(Collected data entries)
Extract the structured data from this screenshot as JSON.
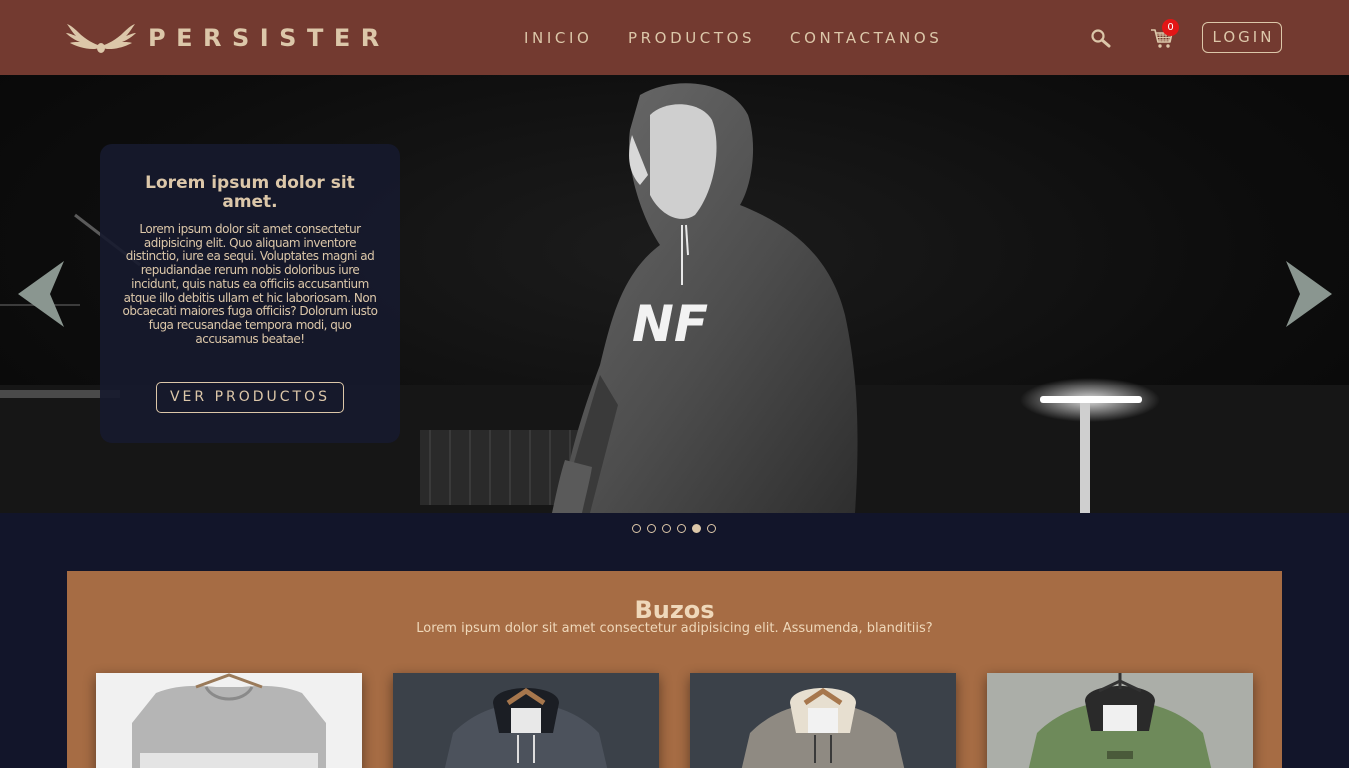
{
  "brand": {
    "name": "PERSISTER"
  },
  "nav": {
    "links": [
      "INICIO",
      "PRODUCTOS",
      "CONTACTANOS"
    ]
  },
  "header": {
    "cart_count": "0",
    "login_label": "LOGIN"
  },
  "hero": {
    "title": "Lorem ipsum dolor sit amet.",
    "body": "Lorem ipsum dolor sit amet consectetur adipisicing elit. Quo aliquam inventore distinctio, iure ea sequi. Voluptates magni ad repudiandae rerum nobis doloribus iure incidunt, quis natus ea officiis accusantium atque illo debitis ullam et hic laboriosam. Non obcaecati maiores fuga officiis? Dolorum iusto fuga recusandae tempora modi, quo accusamus beatae!",
    "button_label": "VER PRODUCTOS",
    "shirt_print": "NF",
    "slide_count": 6,
    "active_slide": 5
  },
  "section": {
    "title": "Buzos",
    "subtitle": "Lorem ipsum dolor sit amet consectetur adipisicing elit. Assumenda, blanditiis?"
  },
  "colors": {
    "header_bg": "#733a30",
    "accent_text": "#dcc7a9",
    "page_bg": "#12152a",
    "section_bg": "#a66c44",
    "badge": "#e21616"
  },
  "icons": [
    "wings-logo-icon",
    "search-icon",
    "cart-icon",
    "chevron-left-icon",
    "chevron-right-icon"
  ]
}
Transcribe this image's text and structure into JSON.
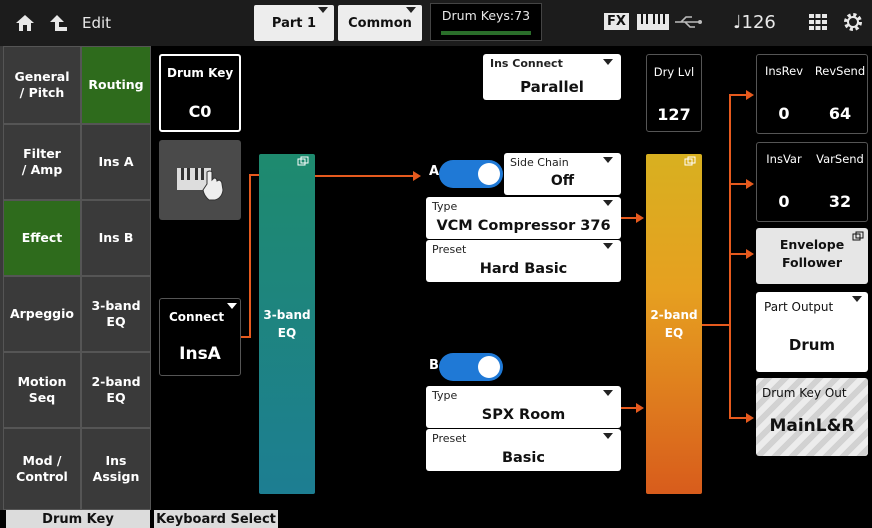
{
  "header": {
    "edit_label": "Edit",
    "part_label": "Part 1",
    "common_label": "Common",
    "drum_keys_label": "Drum Keys:73",
    "fx_label": "FX",
    "tempo": "♩126"
  },
  "sidebar": {
    "left": [
      "General\n/ Pitch",
      "Filter\n/ Amp",
      "Effect",
      "Arpeggio",
      "Motion Seq",
      "Mod /\nControl"
    ],
    "right": [
      "Routing",
      "Ins A",
      "Ins B",
      "3-band\nEQ",
      "2-band\nEQ",
      "Ins\nAssign"
    ]
  },
  "drum_key": {
    "label": "Drum Key",
    "value": "C0"
  },
  "connect": {
    "label": "Connect",
    "value": "InsA"
  },
  "eq3": {
    "label": "3-band\nEQ"
  },
  "eq2": {
    "label": "2-band\nEQ"
  },
  "ins_connect": {
    "label": "Ins Connect",
    "value": "Parallel"
  },
  "dry_level": {
    "label": "Dry Lvl",
    "value": "127"
  },
  "ins_a": {
    "letter": "A",
    "side_chain_label": "Side Chain",
    "side_chain_value": "Off",
    "type_label": "Type",
    "type_value": "VCM Compressor 376",
    "preset_label": "Preset",
    "preset_value": "Hard Basic"
  },
  "ins_b": {
    "letter": "B",
    "type_label": "Type",
    "type_value": "SPX Room",
    "preset_label": "Preset",
    "preset_value": "Basic"
  },
  "sends": {
    "ins_rev_label": "InsRev",
    "ins_rev_value": "0",
    "rev_send_label": "RevSend",
    "rev_send_value": "64",
    "ins_var_label": "InsVar",
    "ins_var_value": "0",
    "var_send_label": "VarSend",
    "var_send_value": "32"
  },
  "envelope_follower": {
    "label": "Envelope\nFollower"
  },
  "part_output": {
    "label": "Part Output",
    "value": "Drum"
  },
  "drum_key_out": {
    "label": "Drum Key Out",
    "value": "MainL&R"
  },
  "bottom_tabs": [
    "Drum Key",
    "Keyboard Select"
  ],
  "colors": {
    "accent_green": "#2e6b1c",
    "route_orange": "#e65a1e",
    "toggle_blue": "#1f79d6"
  }
}
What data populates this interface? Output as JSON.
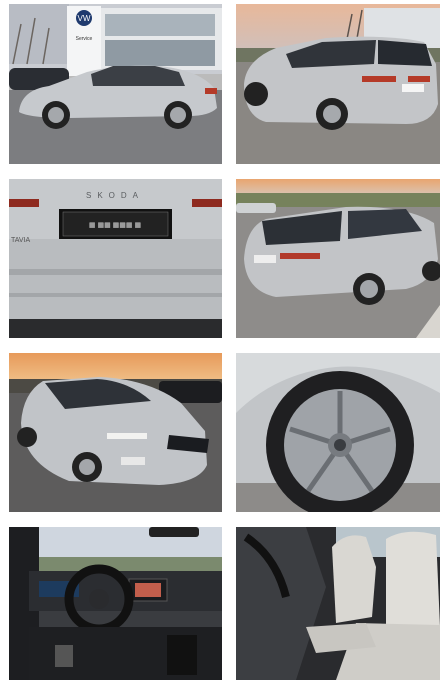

*EXERCISE OBJECTIVE*
All preceding records should be duplicated verbatim, images excepted.

*ANSWER FOR THIS EXERCISE*
Extract the structured data from this screenshot as JSON.
{
  "brand": {
    "name": "PERSISTER"
  },
  "nav": {
    "links": [
      "INICIO",
      "PRODUCTOS",
      "CONTACTANOS"
    ]
  },
  "header": {
    "cart_count": "0",
    "login_label": "LOGIN"
  },
  "hero": {
    "title": "Lorem ipsum dolor sit amet.",
    "body": "Lorem ipsum dolor sit amet consectetur adipisicing elit. Quo aliquam inventore distinctio, iure ea sequi. Voluptates magni ad repudiandae rerum nobis doloribus iure incidunt, quis natus ea officiis accusantium atque illo debitis ullam et hic laboriosam. Non obcaecati maiores fuga officiis? Dolorum iusto fuga recusandae tempora modi, quo accusamus beatae!",
    "button_label": "VER PRODUCTOS",
    "shirt_print": "NF",
    "slide_count": 6,
    "active_slide": 5
  },
  "section": {
    "title": "Buzos",
    "subtitle": "Lorem ipsum dolor sit amet consectetur adipisicing elit. Assumenda, blanditiis?"
  },
  "colors": {
    "header_bg": "#733a30",
    "accent_text": "#dcc7a9",
    "page_bg": "#12152a",
    "section_bg": "#a66c44",
    "badge": "#e21616"
  },
  "icons": [
    "wings-logo-icon",
    "search-icon",
    "cart-icon",
    "chevron-left-icon",
    "chevron-right-icon"
  ]
}
Transcribe this image's text and structure into JSON.
{
  "header": {
    "edit_label": "Edit",
    "part_label": "Part 1",
    "common_label": "Common",
    "drum_keys_label": "Drum Keys:73",
    "fx_label": "FX",
    "tempo": "♩126"
  },
  "sidebar": {
    "left": [
      "General\n/ Pitch",
      "Filter\n/ Amp",
      "Effect",
      "Arpeggio",
      "Motion Seq",
      "Mod /\nControl"
    ],
    "right": [
      "Routing",
      "Ins A",
      "Ins B",
      "3-band\nEQ",
      "2-band\nEQ",
      "Ins\nAssign"
    ]
  },
  "drum_key": {
    "label": "Drum Key",
    "value": "C0"
  },
  "connect": {
    "label": "Connect",
    "value": "InsA"
  },
  "eq3": {
    "label": "3-band\nEQ"
  },
  "eq2": {
    "label": "2-band\nEQ"
  },
  "ins_connect": {
    "label": "Ins Connect",
    "value": "Parallel"
  },
  "dry_level": {
    "label": "Dry Lvl",
    "value": "127"
  },
  "ins_a": {
    "letter": "A",
    "side_chain_label": "Side Chain",
    "side_chain_value": "Off",
    "type_label": "Type",
    "type_value": "VCM Compressor 376",
    "preset_label": "Preset",
    "preset_value": "Hard Basic"
  },
  "ins_b": {
    "letter": "B",
    "type_label": "Type",
    "type_value": "SPX Room",
    "preset_label": "Preset",
    "preset_value": "Basic"
  },
  "sends": {
    "ins_rev_label": "InsRev",
    "ins_rev_value": "0",
    "rev_send_label": "RevSend",
    "rev_send_value": "64",
    "ins_var_label": "InsVar",
    "ins_var_value": "0",
    "var_send_label": "VarSend",
    "var_send_value": "32"
  },
  "envelope_follower": {
    "label": "Envelope\nFollower"
  },
  "part_output": {
    "label": "Part Output",
    "value": "Drum"
  },
  "drum_key_out": {
    "label": "Drum Key Out",
    "value": "MainL&R"
  },
  "bottom_tabs": [
    "Drum Key",
    "Keyboard Select"
  ],
  "colors": {
    "accent_green": "#2e6b1c",
    "route_orange": "#e65a1e",
    "toggle_blue": "#1f79d6"
  }
}
What data populates this interface? Output as JSON.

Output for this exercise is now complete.